Give back a single number, the count of lines containing the word "name".

'''

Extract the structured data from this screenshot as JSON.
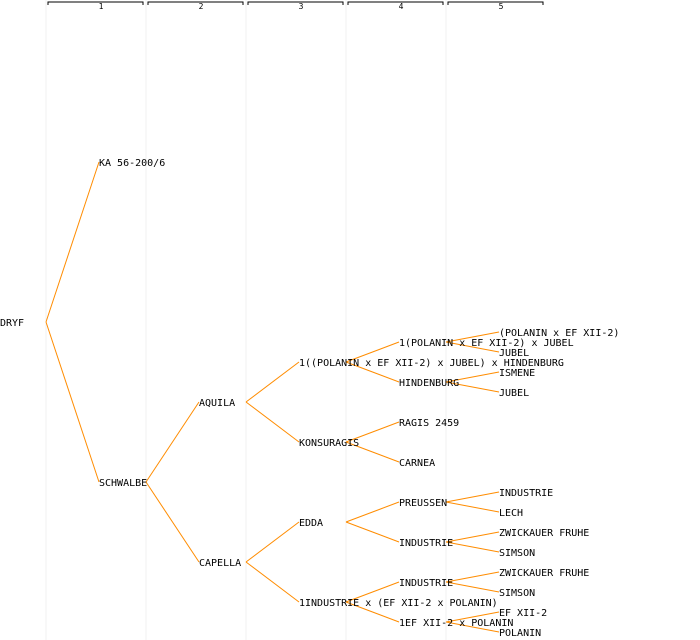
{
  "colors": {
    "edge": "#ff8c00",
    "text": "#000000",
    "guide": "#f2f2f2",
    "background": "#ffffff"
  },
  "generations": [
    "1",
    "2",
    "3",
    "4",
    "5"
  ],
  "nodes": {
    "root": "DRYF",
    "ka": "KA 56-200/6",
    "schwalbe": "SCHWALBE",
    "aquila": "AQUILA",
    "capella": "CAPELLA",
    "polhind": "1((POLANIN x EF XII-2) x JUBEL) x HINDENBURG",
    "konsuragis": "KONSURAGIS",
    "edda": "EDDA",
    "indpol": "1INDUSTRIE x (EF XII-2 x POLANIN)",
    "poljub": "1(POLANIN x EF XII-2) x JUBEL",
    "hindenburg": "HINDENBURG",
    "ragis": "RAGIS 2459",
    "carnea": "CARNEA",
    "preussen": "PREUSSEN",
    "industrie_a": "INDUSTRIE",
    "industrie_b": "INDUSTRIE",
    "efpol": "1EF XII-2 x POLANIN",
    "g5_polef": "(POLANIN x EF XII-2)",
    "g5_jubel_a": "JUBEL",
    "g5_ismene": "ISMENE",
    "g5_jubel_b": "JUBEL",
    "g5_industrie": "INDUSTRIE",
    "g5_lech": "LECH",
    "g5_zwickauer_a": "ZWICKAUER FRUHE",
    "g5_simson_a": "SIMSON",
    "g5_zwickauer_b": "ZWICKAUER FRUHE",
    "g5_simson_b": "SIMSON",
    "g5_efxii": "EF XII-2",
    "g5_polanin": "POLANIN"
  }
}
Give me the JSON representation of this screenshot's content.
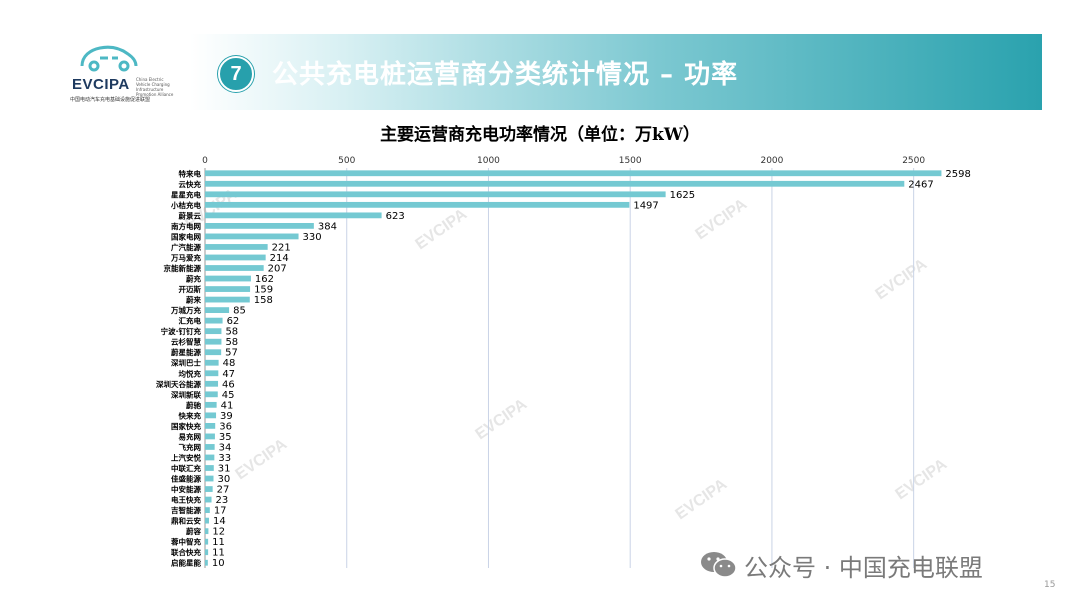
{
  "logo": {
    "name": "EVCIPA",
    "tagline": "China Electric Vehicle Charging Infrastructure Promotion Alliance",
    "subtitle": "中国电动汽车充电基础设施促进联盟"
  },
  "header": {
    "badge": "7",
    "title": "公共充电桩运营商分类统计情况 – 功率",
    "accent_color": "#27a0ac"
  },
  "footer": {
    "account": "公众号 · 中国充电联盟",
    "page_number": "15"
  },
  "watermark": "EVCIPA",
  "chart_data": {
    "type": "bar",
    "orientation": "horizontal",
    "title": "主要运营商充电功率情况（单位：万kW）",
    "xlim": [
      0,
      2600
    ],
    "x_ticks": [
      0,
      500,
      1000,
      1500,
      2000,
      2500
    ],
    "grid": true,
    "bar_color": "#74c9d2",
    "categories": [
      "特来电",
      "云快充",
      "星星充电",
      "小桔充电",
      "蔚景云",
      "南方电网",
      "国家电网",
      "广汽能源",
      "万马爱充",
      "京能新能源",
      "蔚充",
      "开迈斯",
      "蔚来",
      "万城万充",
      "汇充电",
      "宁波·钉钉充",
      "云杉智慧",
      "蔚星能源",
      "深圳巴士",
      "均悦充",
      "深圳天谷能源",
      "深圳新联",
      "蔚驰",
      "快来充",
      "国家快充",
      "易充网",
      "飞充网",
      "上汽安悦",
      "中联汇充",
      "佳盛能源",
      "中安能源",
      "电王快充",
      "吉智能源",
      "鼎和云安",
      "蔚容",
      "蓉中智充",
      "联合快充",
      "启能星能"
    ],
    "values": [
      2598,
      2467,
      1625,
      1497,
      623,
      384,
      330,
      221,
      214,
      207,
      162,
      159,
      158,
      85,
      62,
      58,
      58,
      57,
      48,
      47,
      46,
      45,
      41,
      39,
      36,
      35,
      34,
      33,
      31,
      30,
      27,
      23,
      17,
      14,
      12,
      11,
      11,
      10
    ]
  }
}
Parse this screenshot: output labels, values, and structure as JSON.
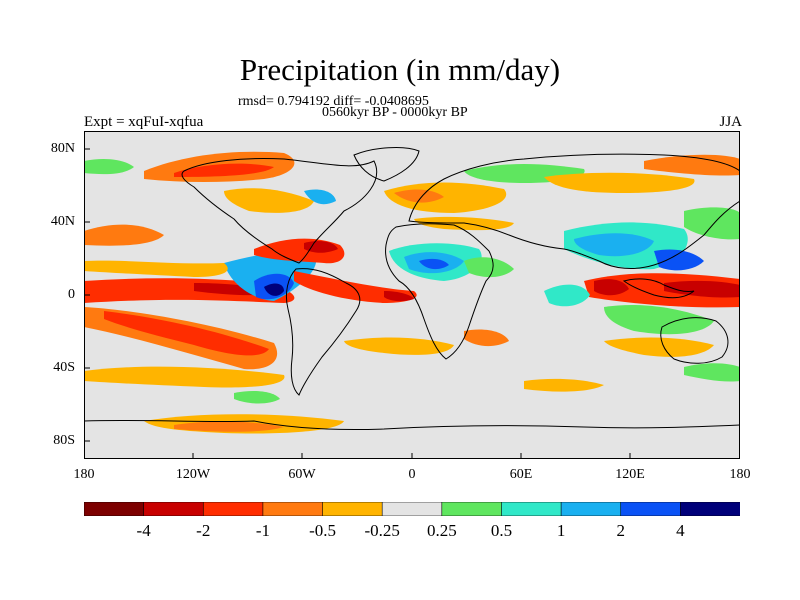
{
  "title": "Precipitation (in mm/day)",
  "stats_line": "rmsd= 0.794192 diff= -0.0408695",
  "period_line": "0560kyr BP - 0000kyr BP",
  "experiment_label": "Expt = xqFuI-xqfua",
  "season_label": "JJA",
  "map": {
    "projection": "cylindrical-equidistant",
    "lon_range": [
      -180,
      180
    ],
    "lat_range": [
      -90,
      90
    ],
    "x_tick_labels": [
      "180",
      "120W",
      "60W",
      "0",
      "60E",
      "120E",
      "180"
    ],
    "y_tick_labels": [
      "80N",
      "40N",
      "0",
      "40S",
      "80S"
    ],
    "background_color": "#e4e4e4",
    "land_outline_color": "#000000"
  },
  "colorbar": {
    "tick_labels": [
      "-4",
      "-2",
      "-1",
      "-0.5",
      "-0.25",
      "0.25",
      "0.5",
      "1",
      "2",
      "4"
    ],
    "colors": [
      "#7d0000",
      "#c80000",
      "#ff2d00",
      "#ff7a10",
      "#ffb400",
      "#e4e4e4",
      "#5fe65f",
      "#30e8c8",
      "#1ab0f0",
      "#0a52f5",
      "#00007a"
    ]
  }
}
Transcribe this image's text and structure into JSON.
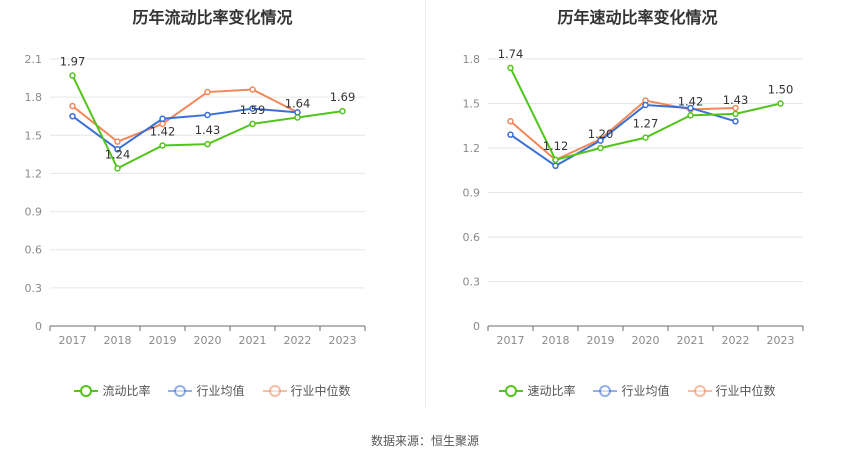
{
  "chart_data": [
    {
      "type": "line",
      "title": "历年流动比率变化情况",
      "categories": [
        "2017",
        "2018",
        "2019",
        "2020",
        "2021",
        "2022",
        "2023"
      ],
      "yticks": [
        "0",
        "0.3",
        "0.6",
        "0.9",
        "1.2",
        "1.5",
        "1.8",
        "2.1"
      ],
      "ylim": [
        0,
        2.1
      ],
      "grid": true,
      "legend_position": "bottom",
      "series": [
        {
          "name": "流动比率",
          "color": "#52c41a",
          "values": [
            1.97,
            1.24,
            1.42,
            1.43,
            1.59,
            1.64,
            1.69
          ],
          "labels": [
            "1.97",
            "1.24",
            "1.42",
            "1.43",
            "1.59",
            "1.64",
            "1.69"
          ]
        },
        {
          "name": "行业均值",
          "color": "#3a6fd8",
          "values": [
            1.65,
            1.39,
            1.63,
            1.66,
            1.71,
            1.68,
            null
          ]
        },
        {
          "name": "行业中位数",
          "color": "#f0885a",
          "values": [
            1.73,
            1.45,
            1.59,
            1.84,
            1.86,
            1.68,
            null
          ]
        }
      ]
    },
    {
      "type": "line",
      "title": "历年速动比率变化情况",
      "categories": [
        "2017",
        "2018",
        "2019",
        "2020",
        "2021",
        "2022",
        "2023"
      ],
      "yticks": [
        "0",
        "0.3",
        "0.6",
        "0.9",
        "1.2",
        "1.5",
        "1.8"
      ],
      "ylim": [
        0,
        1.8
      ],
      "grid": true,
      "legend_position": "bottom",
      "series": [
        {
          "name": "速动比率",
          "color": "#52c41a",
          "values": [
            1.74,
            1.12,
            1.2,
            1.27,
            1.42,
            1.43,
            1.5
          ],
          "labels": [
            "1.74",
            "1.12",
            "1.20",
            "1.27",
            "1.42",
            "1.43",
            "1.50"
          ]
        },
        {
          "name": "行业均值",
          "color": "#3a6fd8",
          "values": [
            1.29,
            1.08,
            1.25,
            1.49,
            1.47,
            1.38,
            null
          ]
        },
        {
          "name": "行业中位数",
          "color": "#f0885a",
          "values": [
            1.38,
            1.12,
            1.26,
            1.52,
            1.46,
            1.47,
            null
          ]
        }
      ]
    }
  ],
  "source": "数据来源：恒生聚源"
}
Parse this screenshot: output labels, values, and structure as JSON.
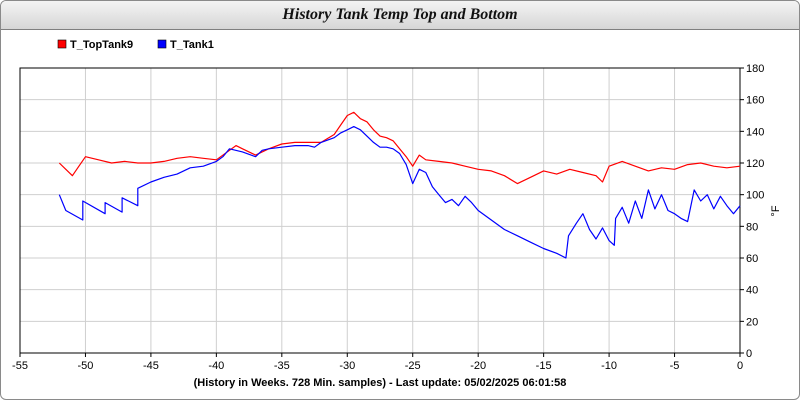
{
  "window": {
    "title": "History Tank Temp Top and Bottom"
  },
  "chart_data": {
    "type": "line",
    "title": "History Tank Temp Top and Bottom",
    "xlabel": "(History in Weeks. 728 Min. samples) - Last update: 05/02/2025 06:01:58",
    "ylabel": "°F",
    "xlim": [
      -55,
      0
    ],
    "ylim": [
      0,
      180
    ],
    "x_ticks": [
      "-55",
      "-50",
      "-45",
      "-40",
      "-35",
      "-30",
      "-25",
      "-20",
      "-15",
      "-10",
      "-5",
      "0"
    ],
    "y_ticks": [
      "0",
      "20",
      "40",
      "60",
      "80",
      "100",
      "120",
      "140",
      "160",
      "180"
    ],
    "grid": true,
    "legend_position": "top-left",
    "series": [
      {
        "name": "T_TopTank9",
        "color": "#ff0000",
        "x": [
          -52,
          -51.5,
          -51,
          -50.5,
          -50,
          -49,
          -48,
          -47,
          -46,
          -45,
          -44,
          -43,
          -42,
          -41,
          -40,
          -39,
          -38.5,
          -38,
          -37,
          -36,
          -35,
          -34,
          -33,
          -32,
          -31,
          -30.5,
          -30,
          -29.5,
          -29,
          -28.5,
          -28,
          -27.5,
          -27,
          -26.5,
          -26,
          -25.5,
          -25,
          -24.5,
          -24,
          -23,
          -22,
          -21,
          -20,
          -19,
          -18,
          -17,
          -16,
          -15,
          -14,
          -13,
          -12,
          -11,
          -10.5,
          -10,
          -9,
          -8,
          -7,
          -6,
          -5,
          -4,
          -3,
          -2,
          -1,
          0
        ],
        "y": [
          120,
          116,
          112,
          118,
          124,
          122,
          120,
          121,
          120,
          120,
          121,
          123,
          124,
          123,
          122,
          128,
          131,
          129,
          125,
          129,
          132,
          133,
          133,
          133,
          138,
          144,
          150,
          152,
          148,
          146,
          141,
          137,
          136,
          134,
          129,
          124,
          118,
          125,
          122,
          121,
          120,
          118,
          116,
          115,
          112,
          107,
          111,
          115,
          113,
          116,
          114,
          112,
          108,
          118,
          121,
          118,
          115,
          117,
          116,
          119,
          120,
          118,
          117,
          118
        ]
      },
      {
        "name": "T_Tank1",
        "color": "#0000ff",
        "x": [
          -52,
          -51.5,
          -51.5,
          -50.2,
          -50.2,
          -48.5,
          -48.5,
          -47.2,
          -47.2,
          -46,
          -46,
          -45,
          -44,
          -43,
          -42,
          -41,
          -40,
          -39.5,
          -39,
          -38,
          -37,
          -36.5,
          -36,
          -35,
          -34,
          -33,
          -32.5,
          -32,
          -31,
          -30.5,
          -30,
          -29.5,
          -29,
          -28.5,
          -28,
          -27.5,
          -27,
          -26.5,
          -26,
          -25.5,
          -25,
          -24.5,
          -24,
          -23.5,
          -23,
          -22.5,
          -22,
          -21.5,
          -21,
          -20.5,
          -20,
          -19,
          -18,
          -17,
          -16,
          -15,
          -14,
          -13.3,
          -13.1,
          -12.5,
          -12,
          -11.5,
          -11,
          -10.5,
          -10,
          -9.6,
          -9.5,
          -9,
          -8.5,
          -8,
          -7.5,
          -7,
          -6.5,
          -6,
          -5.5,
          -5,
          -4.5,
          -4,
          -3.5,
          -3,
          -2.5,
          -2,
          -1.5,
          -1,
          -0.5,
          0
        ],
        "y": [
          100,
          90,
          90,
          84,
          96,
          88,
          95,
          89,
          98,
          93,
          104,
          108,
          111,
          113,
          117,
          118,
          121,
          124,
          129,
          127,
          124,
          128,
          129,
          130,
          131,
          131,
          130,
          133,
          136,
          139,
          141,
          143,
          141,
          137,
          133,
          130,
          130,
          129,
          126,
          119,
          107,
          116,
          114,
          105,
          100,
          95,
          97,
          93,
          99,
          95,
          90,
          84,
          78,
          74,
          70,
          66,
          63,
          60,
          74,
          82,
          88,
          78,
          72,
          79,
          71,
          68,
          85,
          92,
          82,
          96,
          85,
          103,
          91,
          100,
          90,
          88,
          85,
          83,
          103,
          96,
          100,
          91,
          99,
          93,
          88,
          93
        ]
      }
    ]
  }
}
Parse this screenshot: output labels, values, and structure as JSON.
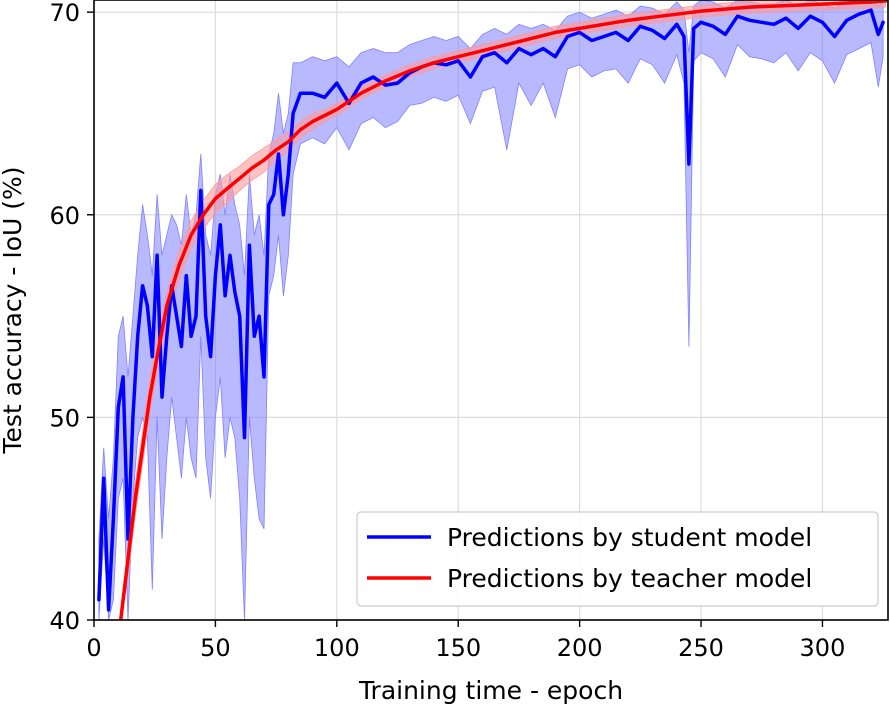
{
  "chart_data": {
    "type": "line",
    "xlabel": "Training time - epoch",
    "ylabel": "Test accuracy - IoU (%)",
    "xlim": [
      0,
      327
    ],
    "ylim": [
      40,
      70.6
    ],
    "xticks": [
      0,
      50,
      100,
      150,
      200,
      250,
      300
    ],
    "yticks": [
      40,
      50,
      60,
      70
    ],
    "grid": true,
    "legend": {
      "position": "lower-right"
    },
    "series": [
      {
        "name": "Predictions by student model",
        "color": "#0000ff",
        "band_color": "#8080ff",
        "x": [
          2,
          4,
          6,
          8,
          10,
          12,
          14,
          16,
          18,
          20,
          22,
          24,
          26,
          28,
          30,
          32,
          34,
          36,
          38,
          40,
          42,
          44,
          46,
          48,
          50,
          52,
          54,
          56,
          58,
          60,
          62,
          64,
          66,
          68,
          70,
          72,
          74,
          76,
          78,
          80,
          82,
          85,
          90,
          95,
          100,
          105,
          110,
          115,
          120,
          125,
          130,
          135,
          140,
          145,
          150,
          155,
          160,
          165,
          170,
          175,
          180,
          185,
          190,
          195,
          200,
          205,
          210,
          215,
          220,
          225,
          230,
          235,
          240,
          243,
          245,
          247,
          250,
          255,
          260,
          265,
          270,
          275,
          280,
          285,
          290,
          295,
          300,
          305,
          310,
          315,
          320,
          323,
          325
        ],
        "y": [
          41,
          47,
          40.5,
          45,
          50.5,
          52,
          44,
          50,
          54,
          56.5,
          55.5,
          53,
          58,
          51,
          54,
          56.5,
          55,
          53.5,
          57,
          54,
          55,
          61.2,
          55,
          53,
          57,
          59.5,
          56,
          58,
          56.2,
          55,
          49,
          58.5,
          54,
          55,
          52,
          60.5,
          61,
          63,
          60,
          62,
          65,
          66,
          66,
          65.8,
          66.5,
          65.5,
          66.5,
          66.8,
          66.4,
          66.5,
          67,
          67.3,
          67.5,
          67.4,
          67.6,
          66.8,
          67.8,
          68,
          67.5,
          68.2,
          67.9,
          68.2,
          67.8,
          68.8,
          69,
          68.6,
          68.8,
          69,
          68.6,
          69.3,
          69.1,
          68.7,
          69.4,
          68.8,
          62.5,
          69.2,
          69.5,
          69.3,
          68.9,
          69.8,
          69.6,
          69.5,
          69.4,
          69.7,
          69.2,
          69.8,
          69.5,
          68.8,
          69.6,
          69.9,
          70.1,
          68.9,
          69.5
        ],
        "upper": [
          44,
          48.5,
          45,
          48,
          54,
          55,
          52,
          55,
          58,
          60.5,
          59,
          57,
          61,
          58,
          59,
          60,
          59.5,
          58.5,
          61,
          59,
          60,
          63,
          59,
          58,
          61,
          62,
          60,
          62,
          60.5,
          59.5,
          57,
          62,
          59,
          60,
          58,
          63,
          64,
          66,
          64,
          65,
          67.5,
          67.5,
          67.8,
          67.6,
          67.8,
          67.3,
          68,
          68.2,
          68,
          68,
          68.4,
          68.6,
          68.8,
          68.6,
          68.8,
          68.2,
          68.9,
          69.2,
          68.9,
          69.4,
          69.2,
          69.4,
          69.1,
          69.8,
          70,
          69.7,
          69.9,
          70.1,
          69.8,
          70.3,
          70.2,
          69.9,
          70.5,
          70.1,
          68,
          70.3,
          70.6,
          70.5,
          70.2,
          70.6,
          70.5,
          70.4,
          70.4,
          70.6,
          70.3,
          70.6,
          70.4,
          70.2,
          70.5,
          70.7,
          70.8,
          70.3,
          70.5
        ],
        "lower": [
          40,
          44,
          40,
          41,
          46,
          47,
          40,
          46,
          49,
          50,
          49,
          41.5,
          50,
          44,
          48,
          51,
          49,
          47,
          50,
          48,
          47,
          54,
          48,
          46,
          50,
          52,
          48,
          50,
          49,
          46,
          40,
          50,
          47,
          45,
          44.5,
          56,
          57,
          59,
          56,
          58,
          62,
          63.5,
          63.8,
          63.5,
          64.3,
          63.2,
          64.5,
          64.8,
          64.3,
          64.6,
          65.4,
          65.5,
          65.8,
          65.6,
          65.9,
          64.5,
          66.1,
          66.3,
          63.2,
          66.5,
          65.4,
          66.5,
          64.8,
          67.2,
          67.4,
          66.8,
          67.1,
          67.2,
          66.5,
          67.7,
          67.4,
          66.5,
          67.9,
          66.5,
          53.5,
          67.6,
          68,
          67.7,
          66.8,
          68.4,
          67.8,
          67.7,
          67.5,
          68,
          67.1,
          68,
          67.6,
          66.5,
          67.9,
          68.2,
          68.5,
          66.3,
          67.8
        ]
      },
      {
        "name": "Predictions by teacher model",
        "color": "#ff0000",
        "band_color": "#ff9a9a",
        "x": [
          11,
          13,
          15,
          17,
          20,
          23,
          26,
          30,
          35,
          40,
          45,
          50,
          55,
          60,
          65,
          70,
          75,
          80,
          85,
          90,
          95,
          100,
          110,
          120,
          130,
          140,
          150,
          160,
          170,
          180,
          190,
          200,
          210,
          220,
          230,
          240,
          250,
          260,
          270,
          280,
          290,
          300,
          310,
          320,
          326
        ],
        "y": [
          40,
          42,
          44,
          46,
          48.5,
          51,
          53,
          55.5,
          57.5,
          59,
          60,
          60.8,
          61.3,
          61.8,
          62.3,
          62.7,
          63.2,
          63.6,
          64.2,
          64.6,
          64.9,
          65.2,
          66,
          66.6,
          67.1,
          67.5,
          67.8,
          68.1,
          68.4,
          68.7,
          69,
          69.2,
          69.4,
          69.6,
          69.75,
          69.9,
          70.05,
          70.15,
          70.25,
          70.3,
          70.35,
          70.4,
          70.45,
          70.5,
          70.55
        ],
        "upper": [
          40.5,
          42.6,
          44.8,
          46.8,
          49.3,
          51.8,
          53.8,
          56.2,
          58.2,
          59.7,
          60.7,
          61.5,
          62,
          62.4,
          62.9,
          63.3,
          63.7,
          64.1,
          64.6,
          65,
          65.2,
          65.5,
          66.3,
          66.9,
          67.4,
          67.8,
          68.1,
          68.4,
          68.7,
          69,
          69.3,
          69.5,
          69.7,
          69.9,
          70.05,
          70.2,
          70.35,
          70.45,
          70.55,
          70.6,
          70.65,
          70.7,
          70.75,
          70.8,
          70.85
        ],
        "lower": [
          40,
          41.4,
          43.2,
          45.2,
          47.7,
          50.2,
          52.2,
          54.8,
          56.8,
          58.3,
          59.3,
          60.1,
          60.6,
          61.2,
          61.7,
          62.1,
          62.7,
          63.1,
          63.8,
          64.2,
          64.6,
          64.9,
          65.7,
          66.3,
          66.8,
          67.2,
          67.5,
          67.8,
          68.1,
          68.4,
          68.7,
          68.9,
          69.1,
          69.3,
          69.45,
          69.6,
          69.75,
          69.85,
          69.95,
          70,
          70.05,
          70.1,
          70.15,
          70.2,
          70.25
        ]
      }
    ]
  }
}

'''

● **Written answer**: 11